■ Problem A ■
Duplicate the part of the camping blog post from "St. John's Revelations" to "and divine judgment.", word for word.
■ Problem B ■
In the camping blog post, how old was Caleb when he talked about hiding in the trailer?
■ Problem C ■
Resume the camping blog post from the point where it stops.

##### Text under study

Saturday, September 3, 2011

St. John's Revelations Do Not Mention KOAs or S'mores

Earlier this year, we bought a folding camp trailer. It looks like this:

Not our trailer, but a stock image of one like it

As soon as we got it home, we set it up to show our kids. They loved it and got very excited about camping. Then Caleb, who was three years old at the time, said (and this is an exact quote), “We can hide in there when Jesus pops out of the cloud!” I won’t even try to list everything that’s wrong with this plan. I just want the record to show that we’ve always tried to teach our kids correct gospel doctrine. We’ll keep working with Caleb. This is the same kid who once described Jesus as “the most powerful superhero ever.” I guess he’s right in a way.

Here’s the whole gang camping last year with a tent, which provided much less protection from End of Days calamities and divine judgment.




This is Caleb dressed in a superhero disguise of his own design. He loves to be super and has defeated countless imaginary evil geniuses. 


We've been talking about what will happen when he starts kindergarten next year. Celeste already has a monologue prepared for his teacher, and it starts with, "You're going to hear a lot of things..."

5 comments:

  1. Sounds familiar, except my mom didn't have a speech prepared. Instead, my kindergarten teacher pulled my mom aside the first day and said, "Mrs. Linder - we need to talk . . ."

##########
##### Data provided

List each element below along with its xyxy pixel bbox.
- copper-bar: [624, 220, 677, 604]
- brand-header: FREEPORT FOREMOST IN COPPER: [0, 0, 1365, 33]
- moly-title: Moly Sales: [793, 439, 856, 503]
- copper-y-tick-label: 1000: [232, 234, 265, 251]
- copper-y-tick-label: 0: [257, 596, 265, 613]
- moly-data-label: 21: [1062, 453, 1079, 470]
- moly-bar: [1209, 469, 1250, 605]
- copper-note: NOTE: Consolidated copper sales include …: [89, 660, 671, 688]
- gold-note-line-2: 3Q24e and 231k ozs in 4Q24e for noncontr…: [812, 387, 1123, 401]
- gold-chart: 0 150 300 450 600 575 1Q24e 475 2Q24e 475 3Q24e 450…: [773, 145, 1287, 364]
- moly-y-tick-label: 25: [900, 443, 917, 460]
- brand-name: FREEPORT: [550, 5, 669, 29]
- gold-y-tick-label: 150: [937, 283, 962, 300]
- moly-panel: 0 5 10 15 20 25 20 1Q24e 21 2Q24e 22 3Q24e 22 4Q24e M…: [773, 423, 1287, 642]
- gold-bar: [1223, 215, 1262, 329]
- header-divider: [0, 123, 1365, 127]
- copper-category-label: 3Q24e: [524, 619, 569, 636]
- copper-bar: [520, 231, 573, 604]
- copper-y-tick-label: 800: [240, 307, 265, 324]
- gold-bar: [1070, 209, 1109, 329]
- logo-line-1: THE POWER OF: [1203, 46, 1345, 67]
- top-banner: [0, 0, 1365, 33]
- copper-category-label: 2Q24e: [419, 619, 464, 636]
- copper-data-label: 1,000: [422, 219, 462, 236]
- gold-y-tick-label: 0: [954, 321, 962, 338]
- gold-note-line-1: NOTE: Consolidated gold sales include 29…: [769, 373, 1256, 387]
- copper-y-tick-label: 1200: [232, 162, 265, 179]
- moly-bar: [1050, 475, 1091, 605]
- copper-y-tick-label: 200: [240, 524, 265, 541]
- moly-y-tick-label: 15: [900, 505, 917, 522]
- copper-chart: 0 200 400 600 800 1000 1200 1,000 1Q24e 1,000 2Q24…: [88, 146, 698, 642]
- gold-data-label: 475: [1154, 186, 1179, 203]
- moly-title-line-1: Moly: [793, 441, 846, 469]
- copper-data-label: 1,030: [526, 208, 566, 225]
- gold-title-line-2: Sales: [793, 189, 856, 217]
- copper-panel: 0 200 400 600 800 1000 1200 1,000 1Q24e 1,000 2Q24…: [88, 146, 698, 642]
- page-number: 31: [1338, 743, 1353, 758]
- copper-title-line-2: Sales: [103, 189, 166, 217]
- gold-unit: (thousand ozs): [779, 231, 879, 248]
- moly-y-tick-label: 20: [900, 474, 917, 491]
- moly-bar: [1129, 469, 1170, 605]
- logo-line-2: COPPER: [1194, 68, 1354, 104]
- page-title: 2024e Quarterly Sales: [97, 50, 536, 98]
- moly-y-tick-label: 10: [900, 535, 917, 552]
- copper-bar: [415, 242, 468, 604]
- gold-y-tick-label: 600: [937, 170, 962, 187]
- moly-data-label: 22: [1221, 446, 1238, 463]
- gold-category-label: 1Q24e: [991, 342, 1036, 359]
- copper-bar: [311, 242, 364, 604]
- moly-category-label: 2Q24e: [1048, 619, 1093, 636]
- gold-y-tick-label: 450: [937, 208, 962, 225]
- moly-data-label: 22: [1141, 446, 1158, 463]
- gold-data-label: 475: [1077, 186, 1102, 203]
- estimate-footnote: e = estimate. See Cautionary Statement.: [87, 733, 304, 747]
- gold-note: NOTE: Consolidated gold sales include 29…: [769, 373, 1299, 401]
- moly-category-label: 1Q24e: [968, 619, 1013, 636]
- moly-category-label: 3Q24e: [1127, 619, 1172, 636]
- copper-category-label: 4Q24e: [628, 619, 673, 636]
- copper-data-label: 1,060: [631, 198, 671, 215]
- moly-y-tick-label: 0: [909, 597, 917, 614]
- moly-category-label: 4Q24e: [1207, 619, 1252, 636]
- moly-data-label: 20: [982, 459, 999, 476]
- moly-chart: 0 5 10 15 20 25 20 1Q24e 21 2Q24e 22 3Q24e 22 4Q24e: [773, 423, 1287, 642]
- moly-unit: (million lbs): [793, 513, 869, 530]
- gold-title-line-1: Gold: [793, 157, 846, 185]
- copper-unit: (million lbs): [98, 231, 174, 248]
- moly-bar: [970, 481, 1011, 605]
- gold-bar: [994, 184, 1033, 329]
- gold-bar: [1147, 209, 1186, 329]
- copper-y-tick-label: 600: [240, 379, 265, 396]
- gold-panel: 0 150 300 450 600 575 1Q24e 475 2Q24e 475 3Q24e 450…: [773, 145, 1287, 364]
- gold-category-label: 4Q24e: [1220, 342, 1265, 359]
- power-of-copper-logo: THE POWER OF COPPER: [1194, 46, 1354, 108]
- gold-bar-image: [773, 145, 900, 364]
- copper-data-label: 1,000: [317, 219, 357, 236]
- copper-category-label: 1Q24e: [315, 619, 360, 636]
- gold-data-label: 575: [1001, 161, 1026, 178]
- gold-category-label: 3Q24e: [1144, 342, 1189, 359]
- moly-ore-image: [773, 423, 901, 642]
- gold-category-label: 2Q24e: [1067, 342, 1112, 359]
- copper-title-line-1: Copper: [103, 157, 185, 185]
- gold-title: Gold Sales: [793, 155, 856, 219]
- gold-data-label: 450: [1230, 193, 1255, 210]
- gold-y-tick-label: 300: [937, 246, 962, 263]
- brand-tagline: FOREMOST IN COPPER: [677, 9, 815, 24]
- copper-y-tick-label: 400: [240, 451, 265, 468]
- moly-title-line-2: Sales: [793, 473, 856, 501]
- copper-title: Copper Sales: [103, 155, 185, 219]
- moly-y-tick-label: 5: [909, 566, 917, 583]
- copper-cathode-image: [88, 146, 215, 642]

##########

■ Reply A ■
St. John's Revelations Do Not Mention KOAs or S'mores

Earlier this year, we bought a folding camp trailer. It looks like this:

Not our trailer, but a stock image of one like it

As soon as we got it home, we set it up to show our kids. They loved it and got very excited about camping. Then Caleb, who was three years old at the time, said (and this is an exact quote), “We can hide in there when Jesus pops out of the cloud!” I won’t even try to list everything that’s wrong with this plan. I just want the record to show that we’ve always tried to teach our kids correct gospel doctrine. We’ll keep working with Caleb. This is the same kid who once described Jesus as “the most powerful superhero ever.” I guess he’s right in a way.

Here’s the whole gang camping last year with a tent, which provided much less protection from End of Days calamities and divine judgment.

■ Reply B ■
He was three years old.

■ Reply C ■
    ReplyDelete
  2. She got the "We need to talk" talk after the first day of kindergarten? Nicely done! Do you remember what you said/did?

    ReplyDelete
  3. Apparently at that time in California, buildings were designed with poles supporting the ceiling. As an avid climber even way back then, I apparently scaled one of those poles, and proceeded to taunt the teacher for quite awhile - much to the delight of my classmates. Also, I believe there was an incident with a pound or so of paste (I remember it's minty taste to this day)

    ReplyDelete
  4. (that - and many other incidents - led to me being put on this experimental drug they were testing. Ritalin. Explains a lot, doesn't it?)

    ReplyDelete
  5. Wayne, about the paste--so you were THAT kid, eh?
    About the Ritalin--yes, that makes sense.